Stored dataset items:

....

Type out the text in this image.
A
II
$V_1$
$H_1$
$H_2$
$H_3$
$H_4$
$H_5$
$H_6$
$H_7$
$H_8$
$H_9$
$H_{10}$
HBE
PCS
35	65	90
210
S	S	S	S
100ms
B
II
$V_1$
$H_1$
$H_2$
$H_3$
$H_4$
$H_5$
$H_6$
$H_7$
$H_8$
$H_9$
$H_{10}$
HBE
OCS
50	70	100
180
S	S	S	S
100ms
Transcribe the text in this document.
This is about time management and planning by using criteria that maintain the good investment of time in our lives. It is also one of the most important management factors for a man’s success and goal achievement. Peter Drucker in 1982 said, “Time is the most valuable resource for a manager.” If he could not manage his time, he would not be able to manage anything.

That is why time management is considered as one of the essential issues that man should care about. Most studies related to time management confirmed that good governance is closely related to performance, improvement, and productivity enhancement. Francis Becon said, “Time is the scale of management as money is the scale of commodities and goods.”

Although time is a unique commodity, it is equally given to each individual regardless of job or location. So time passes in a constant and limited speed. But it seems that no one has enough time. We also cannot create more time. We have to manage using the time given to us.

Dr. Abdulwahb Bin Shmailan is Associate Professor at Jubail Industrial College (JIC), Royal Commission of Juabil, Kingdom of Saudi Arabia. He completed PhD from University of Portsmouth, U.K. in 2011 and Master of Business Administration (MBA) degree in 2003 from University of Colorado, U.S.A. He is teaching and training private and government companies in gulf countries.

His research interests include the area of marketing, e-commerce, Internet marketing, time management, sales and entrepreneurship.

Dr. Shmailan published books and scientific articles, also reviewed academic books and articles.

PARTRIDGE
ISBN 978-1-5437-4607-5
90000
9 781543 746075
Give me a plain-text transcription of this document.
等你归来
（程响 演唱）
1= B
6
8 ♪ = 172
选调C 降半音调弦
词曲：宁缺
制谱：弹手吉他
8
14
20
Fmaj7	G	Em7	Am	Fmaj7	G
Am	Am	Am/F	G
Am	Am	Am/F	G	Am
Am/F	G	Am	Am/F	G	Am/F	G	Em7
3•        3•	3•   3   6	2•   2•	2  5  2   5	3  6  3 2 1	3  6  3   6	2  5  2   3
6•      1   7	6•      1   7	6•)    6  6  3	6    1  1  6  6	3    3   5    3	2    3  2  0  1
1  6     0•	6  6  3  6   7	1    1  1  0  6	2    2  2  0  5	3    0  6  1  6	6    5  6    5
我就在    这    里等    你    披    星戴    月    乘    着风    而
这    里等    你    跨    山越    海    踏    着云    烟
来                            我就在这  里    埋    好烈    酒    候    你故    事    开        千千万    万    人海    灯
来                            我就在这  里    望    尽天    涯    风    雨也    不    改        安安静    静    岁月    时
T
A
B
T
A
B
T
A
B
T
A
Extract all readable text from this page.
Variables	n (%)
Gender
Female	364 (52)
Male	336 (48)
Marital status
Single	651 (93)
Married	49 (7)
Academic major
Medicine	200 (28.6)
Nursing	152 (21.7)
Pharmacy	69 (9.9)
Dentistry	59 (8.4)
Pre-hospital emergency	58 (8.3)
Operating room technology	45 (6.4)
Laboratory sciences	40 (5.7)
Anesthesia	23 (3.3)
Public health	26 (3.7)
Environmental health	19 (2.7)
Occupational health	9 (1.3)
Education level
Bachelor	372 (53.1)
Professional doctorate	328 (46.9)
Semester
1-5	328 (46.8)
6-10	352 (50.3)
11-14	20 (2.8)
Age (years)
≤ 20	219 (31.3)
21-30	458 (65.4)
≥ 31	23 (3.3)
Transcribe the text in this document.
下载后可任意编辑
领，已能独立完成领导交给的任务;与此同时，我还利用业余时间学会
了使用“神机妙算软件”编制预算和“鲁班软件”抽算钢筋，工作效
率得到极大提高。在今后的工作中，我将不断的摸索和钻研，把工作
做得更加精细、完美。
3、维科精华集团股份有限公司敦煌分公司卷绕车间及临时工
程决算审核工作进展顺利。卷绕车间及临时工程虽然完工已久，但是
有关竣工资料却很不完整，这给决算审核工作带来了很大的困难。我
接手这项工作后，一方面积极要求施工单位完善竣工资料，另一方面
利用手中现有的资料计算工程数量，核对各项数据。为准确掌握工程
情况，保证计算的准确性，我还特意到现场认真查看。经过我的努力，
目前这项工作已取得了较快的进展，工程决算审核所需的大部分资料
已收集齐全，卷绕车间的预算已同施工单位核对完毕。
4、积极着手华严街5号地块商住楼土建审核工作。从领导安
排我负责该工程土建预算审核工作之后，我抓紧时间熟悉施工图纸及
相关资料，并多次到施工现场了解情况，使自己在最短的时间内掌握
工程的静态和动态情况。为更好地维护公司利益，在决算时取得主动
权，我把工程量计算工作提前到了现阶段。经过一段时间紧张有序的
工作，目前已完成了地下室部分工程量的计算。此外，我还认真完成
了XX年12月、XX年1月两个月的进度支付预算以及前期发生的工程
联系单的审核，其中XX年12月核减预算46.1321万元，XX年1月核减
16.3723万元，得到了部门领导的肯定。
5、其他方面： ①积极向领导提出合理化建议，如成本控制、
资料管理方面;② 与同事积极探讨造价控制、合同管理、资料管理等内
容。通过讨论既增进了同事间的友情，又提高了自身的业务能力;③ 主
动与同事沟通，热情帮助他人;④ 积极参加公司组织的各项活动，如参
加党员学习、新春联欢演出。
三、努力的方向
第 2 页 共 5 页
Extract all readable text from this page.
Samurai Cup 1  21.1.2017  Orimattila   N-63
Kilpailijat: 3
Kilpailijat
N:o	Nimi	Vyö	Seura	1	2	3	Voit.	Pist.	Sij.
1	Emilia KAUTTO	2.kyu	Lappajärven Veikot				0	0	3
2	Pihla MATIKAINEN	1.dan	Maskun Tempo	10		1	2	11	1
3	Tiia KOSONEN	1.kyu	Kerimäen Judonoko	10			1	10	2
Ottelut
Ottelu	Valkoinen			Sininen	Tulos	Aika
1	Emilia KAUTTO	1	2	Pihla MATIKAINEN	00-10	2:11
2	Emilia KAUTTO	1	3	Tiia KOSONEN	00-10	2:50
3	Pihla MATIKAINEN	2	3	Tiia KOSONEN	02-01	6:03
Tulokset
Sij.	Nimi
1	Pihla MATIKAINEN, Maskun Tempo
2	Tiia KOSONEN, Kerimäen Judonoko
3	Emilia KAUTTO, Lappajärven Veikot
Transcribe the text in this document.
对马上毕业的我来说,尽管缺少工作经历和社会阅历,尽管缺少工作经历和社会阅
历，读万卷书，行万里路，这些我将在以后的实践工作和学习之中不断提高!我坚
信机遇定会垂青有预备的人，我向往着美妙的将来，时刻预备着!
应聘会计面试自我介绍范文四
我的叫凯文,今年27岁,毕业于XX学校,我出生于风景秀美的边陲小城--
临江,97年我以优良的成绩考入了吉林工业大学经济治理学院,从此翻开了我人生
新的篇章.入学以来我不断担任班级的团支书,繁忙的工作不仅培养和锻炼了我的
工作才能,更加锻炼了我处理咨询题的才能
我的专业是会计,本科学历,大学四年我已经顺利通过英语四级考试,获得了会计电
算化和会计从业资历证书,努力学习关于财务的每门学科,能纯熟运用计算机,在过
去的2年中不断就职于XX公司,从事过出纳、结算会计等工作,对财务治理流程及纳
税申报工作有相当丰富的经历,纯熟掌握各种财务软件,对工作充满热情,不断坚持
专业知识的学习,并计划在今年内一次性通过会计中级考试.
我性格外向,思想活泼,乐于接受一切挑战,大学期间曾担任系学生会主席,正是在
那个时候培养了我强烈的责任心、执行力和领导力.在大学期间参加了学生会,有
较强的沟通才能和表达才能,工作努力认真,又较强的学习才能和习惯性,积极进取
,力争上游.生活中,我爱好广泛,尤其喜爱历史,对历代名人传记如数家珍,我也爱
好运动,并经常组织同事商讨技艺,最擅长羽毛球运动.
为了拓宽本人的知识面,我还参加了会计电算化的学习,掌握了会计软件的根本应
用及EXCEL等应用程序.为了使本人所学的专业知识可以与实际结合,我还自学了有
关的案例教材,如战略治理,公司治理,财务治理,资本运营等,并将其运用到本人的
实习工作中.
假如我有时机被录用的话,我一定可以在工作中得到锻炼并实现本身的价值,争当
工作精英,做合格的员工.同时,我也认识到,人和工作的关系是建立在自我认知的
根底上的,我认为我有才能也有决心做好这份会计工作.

....

Return each line of the listing that holds the string "Lappajärven".

## THE ANSWER
1	Emilia KAUTTO	2.kyu	Lappajärven Veikot				0	0	3
3	Emilia KAUTTO, Lappajärven Veikot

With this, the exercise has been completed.